**Raw records**.
-------------------------

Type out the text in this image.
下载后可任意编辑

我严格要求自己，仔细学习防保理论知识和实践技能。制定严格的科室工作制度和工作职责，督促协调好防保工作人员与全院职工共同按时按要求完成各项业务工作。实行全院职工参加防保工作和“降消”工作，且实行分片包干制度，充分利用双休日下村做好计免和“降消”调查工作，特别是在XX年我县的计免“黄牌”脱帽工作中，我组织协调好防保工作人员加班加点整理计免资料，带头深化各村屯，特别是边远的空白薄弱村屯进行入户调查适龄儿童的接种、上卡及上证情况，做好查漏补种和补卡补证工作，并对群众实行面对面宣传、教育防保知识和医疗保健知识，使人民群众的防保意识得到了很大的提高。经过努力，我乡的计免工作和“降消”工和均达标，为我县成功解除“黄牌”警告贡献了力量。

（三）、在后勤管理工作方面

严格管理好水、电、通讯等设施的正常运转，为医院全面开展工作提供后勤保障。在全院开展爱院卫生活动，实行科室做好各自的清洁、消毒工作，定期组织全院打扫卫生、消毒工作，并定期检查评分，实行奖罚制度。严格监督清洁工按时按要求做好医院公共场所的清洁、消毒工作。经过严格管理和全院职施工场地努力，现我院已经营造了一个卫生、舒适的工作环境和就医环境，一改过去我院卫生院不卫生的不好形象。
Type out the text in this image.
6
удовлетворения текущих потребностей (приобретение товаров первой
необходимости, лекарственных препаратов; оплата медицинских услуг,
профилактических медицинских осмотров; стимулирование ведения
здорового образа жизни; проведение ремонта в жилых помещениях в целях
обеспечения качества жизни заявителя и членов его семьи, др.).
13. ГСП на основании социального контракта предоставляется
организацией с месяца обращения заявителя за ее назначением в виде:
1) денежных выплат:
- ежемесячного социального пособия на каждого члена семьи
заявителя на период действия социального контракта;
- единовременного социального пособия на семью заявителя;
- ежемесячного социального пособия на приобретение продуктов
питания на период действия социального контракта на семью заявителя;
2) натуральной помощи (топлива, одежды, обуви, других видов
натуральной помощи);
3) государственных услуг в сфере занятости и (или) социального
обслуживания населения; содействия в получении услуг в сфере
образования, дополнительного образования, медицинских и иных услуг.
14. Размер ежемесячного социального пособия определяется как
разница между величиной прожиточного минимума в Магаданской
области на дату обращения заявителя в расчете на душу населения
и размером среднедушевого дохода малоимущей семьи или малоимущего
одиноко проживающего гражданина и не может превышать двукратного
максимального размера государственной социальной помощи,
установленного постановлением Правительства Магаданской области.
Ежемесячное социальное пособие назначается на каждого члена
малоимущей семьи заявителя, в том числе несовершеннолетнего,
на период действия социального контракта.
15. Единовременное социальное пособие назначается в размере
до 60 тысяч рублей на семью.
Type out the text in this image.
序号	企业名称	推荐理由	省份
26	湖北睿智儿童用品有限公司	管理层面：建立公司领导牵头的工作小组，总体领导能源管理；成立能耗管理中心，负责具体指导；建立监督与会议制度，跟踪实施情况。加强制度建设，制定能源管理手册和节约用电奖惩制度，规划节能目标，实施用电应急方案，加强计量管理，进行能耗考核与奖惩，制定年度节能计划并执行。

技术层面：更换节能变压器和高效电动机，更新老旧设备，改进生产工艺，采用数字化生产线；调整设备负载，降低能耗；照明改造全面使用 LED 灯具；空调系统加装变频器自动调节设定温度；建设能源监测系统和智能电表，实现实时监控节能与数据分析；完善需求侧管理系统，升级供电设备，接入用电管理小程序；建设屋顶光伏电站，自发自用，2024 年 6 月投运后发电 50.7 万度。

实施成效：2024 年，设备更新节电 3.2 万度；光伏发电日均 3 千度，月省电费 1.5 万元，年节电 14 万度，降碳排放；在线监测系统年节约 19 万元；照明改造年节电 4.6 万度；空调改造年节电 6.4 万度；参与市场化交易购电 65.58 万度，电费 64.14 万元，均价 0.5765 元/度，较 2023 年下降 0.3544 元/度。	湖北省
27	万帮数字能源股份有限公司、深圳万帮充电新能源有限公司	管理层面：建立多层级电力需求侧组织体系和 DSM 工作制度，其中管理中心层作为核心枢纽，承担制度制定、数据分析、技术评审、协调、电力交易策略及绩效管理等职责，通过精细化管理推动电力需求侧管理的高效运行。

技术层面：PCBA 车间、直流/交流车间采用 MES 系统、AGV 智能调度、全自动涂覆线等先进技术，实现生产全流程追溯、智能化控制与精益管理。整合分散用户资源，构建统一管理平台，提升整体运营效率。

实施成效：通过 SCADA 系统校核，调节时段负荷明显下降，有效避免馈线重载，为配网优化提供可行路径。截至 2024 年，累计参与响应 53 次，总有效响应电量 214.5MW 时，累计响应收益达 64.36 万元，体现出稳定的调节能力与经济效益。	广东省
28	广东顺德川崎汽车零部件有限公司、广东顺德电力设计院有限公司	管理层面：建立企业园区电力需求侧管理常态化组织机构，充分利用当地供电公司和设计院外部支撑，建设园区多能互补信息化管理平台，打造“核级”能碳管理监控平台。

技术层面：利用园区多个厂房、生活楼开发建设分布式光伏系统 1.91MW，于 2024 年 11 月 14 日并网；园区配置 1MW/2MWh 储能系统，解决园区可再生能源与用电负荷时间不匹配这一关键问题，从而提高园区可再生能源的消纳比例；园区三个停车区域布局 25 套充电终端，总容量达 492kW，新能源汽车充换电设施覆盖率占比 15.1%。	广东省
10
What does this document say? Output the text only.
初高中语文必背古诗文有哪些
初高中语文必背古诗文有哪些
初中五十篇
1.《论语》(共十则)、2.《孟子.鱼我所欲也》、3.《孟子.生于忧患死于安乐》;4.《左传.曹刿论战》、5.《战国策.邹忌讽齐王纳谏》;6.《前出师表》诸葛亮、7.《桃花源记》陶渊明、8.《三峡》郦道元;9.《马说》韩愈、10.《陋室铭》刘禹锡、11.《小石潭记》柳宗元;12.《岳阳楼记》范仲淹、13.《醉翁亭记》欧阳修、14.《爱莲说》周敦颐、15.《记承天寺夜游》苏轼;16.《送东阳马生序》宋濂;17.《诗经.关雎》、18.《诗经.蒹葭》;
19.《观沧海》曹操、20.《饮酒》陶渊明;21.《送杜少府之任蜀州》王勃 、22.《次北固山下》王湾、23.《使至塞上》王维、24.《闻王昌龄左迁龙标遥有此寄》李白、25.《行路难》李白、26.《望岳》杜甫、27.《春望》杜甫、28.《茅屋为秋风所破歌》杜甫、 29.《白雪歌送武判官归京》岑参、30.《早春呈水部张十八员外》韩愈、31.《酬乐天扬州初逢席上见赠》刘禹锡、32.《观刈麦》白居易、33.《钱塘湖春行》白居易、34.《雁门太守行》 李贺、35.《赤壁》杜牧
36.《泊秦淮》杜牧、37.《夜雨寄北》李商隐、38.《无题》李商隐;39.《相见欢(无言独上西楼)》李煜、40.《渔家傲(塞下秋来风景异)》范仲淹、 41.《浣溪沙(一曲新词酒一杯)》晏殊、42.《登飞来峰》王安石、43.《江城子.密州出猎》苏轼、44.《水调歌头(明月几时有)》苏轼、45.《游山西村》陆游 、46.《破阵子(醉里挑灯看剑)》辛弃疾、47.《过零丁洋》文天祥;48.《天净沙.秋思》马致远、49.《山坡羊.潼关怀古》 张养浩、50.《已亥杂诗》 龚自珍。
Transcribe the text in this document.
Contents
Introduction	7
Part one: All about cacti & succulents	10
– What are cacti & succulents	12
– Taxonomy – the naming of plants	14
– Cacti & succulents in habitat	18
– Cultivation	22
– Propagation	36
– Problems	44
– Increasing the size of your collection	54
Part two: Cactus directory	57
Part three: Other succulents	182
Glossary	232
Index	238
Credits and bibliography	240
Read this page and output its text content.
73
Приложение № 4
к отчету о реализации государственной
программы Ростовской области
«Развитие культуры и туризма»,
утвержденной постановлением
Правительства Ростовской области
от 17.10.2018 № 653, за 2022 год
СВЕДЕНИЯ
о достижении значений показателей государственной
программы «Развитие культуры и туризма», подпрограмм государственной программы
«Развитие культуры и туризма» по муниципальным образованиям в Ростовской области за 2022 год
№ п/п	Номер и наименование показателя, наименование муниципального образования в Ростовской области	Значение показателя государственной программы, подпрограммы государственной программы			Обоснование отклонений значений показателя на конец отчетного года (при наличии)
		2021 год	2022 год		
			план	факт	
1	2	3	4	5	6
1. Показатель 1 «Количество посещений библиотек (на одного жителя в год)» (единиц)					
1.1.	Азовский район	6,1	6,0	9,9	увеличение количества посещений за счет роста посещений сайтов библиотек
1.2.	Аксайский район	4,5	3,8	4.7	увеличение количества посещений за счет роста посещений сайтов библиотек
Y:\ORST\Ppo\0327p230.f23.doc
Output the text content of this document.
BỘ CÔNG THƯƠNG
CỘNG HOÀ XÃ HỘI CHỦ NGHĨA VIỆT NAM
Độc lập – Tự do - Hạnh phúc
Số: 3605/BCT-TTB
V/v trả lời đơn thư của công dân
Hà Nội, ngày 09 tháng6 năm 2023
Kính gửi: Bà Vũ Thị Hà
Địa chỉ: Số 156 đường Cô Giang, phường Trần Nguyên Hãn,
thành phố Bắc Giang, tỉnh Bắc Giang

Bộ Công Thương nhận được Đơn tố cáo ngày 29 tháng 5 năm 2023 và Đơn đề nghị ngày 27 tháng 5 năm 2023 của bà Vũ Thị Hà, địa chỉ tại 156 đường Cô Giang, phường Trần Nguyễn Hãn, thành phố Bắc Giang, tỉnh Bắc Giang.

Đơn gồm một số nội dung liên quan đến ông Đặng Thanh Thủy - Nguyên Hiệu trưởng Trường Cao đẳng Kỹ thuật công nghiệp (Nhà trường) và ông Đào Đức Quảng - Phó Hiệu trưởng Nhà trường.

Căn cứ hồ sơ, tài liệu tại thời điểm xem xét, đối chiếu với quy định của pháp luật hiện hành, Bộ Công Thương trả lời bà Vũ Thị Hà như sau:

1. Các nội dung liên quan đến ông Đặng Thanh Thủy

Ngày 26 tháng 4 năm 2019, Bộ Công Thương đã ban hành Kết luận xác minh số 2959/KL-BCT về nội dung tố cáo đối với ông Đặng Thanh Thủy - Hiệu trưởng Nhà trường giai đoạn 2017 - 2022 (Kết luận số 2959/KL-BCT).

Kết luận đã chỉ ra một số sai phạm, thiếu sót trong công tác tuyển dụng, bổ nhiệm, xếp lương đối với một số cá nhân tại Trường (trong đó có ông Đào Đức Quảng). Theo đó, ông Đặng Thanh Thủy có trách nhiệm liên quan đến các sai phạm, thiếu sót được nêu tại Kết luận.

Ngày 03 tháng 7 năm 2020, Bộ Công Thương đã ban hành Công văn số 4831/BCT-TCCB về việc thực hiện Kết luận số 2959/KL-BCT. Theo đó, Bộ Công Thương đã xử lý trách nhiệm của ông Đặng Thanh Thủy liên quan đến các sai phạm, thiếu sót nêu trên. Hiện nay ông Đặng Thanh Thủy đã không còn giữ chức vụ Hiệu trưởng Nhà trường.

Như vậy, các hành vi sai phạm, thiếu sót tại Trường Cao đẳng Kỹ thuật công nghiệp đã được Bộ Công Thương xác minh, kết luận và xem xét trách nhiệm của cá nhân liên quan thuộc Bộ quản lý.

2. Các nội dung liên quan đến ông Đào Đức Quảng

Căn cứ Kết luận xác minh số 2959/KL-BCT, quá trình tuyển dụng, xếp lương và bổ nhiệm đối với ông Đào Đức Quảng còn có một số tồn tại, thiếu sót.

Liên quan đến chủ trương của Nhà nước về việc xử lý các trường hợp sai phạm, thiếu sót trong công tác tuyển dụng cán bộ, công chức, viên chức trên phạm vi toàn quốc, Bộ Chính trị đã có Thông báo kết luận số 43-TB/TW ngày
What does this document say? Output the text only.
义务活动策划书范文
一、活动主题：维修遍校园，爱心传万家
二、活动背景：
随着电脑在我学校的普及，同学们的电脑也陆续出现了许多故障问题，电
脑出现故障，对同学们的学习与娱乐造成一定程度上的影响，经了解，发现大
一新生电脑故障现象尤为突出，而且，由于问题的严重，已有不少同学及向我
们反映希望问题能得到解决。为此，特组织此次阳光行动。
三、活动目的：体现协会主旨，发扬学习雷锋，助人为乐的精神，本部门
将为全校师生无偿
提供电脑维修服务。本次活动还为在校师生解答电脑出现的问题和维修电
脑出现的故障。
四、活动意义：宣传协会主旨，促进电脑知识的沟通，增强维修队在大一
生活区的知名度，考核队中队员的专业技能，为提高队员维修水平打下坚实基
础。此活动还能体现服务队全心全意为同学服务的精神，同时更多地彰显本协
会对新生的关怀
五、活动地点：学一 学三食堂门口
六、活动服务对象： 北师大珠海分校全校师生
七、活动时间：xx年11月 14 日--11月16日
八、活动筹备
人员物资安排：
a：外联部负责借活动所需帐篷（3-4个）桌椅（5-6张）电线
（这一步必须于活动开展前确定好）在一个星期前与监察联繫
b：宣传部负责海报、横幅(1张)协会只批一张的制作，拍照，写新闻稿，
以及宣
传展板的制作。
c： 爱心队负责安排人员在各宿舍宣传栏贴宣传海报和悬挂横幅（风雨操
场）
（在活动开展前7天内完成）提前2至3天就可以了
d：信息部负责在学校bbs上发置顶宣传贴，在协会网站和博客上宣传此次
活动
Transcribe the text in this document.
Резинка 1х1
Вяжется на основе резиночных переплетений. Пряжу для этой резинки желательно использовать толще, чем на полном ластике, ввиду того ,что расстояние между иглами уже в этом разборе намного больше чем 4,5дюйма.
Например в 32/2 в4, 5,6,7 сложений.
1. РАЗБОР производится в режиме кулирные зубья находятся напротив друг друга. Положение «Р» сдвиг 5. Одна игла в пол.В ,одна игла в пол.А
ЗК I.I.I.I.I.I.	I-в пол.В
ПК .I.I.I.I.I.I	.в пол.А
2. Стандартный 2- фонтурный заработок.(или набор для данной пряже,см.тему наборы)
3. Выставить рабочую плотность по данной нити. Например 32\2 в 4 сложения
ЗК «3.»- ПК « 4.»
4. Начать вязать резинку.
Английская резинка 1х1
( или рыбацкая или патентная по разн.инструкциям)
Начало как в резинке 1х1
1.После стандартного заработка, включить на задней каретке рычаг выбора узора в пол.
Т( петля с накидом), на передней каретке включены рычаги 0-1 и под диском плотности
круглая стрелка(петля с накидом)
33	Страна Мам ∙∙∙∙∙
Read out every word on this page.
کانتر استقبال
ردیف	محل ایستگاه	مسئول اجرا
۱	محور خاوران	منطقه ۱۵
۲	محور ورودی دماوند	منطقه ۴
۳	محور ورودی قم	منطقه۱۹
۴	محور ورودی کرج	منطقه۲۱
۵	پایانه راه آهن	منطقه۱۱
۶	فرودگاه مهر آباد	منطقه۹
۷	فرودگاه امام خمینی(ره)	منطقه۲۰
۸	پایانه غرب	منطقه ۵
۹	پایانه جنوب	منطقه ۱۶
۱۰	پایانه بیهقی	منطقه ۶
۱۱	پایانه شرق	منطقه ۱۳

-------------------------

**Brief**. Go through the entries above and copy every line containing "thuật".

**Answer for this exercise**.
Đơn gồm một số nội dung liên quan đến ông Đặng Thanh Thủy - Nguyên Hiệu trưởng Trường Cao đẳng Kỹ thuật công nghiệp (Nhà trường) và ông Đào Đức Quảng - Phó Hiệu trưởng Nhà trường.
Như vậy, các hành vi sai phạm, thiếu sót tại Trường Cao đẳng Kỹ thuật công nghiệp đã được Bộ Công Thương xác minh, kết luận và xem xét trách nhiệm của cá nhân liên quan thuộc Bộ quản lý.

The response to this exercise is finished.